(Dataset records)
..........

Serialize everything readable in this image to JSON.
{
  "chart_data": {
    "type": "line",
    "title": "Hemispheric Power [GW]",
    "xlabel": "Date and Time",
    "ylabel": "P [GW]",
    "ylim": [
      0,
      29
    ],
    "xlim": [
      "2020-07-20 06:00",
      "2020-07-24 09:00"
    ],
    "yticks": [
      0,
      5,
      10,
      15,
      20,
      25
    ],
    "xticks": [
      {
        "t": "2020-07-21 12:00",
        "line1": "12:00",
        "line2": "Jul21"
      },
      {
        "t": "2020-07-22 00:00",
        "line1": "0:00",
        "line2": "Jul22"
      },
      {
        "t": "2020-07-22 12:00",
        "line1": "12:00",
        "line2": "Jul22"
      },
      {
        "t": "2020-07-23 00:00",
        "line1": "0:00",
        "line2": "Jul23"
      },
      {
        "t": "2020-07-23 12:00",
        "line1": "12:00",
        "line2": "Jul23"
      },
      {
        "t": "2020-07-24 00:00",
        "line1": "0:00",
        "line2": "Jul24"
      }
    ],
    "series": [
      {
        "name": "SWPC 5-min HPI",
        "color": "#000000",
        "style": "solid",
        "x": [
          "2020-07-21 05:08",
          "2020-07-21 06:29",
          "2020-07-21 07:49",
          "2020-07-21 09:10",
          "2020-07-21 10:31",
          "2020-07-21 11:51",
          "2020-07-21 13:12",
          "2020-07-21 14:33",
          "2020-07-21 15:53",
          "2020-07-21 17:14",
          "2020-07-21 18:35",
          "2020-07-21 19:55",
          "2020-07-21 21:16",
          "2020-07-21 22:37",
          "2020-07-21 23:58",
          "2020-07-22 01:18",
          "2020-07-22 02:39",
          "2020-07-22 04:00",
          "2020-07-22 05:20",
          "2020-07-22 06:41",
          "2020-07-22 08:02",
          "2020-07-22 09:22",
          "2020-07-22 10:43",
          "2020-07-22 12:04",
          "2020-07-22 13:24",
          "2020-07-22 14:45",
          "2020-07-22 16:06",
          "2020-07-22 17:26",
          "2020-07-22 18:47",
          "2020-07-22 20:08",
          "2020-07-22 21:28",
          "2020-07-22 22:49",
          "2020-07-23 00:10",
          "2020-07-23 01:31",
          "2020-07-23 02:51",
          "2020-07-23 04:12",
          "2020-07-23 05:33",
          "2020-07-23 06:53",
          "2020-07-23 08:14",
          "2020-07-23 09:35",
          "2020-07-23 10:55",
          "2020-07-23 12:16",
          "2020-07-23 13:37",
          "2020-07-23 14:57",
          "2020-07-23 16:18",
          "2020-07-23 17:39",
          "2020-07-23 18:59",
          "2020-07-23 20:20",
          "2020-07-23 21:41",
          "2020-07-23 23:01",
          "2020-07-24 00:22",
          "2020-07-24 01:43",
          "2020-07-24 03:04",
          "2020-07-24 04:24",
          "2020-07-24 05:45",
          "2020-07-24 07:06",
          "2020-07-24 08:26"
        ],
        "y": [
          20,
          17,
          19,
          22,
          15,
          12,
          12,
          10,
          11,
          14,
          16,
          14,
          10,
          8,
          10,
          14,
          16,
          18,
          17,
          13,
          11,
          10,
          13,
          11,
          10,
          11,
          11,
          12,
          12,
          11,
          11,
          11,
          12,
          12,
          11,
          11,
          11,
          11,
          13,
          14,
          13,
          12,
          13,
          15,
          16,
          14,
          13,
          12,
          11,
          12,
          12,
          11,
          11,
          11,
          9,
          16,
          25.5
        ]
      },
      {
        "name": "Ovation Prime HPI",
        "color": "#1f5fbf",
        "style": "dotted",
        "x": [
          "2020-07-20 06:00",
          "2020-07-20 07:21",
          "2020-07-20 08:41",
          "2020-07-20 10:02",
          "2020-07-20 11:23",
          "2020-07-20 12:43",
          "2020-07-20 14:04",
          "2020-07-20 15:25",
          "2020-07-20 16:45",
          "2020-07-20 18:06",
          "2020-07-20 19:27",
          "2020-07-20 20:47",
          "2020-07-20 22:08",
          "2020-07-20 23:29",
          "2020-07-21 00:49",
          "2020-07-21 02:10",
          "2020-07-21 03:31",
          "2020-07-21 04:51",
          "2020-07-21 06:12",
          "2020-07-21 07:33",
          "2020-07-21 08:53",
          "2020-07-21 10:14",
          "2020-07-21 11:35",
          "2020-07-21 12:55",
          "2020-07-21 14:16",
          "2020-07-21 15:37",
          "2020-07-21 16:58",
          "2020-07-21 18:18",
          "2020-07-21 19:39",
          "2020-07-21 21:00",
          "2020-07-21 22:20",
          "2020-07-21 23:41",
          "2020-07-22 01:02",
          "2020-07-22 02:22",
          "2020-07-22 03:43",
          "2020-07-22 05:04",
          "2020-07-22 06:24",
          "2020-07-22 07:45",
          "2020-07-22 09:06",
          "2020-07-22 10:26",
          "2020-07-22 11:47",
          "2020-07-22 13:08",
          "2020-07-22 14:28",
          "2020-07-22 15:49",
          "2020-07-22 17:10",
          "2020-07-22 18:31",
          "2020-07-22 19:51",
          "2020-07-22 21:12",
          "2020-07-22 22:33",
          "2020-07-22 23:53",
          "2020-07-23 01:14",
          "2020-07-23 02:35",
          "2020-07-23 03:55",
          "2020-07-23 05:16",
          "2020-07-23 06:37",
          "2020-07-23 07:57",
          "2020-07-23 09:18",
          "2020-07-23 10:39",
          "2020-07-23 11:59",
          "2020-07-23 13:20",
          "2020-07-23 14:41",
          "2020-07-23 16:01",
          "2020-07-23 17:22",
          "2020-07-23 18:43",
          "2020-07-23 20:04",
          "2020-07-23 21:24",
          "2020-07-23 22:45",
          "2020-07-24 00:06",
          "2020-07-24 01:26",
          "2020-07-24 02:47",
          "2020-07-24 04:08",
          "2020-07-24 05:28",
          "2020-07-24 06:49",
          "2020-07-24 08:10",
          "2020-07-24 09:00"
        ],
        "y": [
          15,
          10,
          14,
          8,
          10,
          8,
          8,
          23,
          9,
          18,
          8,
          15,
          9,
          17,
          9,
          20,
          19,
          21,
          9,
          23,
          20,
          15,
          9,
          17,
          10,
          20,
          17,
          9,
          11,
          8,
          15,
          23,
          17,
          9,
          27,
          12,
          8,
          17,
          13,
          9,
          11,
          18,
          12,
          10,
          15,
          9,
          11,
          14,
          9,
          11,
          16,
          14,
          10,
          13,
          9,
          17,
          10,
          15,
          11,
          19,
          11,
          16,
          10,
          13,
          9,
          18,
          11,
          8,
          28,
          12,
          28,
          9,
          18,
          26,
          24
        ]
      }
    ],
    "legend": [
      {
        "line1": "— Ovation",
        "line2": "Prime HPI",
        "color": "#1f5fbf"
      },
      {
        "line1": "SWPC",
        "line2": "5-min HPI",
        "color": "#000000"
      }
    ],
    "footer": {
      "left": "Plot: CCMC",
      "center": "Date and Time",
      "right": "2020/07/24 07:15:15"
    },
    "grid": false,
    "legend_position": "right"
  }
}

..........

Your task is to collect every line above that contains the word "Prime".

■ Worked answer ■
        "name": "Ovation Prime HPI",
        "line2": "Prime HPI",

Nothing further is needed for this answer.